_EXERCISE DETAILS_. Scan the lines below; pull out those with "title".

========

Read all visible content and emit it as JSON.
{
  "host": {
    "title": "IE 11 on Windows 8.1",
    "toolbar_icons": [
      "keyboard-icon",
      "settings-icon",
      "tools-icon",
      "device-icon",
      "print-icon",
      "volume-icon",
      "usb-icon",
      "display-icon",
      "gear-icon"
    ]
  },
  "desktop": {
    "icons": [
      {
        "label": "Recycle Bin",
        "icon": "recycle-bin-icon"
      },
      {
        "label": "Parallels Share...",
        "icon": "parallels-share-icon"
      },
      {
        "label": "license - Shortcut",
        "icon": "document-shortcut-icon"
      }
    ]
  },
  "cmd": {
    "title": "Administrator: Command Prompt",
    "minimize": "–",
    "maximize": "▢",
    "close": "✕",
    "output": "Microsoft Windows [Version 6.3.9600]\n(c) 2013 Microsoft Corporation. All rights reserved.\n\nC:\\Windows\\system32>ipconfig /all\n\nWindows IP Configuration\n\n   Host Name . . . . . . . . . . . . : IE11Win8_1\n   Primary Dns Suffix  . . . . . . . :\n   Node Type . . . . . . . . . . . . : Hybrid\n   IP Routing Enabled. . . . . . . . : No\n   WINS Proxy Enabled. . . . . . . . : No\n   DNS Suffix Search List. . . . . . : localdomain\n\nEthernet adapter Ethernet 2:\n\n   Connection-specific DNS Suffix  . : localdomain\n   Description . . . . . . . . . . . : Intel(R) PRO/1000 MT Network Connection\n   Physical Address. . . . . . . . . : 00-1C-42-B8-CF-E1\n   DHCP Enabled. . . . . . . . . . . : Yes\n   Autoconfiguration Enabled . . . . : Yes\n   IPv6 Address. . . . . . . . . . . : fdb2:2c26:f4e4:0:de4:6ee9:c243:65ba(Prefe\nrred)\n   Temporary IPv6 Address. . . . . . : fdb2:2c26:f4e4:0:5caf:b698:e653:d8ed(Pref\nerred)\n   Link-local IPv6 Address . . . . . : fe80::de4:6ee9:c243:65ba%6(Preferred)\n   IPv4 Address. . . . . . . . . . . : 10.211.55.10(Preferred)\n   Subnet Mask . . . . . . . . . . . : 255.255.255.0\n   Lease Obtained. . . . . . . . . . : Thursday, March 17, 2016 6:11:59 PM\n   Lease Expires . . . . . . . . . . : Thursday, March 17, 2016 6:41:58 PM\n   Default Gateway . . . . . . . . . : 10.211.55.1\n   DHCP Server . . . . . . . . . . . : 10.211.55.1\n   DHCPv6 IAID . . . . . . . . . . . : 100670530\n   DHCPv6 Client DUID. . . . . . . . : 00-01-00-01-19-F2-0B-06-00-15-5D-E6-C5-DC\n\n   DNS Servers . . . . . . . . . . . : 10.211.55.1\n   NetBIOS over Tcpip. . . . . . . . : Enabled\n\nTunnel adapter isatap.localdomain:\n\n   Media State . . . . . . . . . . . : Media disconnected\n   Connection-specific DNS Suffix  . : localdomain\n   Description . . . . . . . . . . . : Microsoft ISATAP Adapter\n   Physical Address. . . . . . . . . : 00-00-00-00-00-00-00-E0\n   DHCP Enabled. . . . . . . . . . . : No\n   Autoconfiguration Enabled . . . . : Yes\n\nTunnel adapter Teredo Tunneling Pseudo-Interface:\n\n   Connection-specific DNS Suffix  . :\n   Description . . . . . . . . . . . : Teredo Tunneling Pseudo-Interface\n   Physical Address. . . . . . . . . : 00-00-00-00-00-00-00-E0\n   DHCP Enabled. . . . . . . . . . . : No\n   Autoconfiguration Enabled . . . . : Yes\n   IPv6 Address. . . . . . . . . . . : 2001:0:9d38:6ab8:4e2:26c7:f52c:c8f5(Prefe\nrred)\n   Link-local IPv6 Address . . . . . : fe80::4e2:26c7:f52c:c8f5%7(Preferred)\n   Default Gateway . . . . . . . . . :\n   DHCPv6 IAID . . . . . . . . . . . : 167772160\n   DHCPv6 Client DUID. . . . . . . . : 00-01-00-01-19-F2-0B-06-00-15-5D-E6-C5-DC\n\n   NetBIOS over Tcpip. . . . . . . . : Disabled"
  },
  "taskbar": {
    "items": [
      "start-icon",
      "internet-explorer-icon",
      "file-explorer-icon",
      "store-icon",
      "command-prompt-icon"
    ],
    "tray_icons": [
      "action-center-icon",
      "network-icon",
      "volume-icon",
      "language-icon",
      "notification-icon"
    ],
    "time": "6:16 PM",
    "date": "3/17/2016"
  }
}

========

_WRITTEN ANSWER_.
    "title": "IE 11 on Windows 8.1",
    "title": "Administrator: Command Prompt",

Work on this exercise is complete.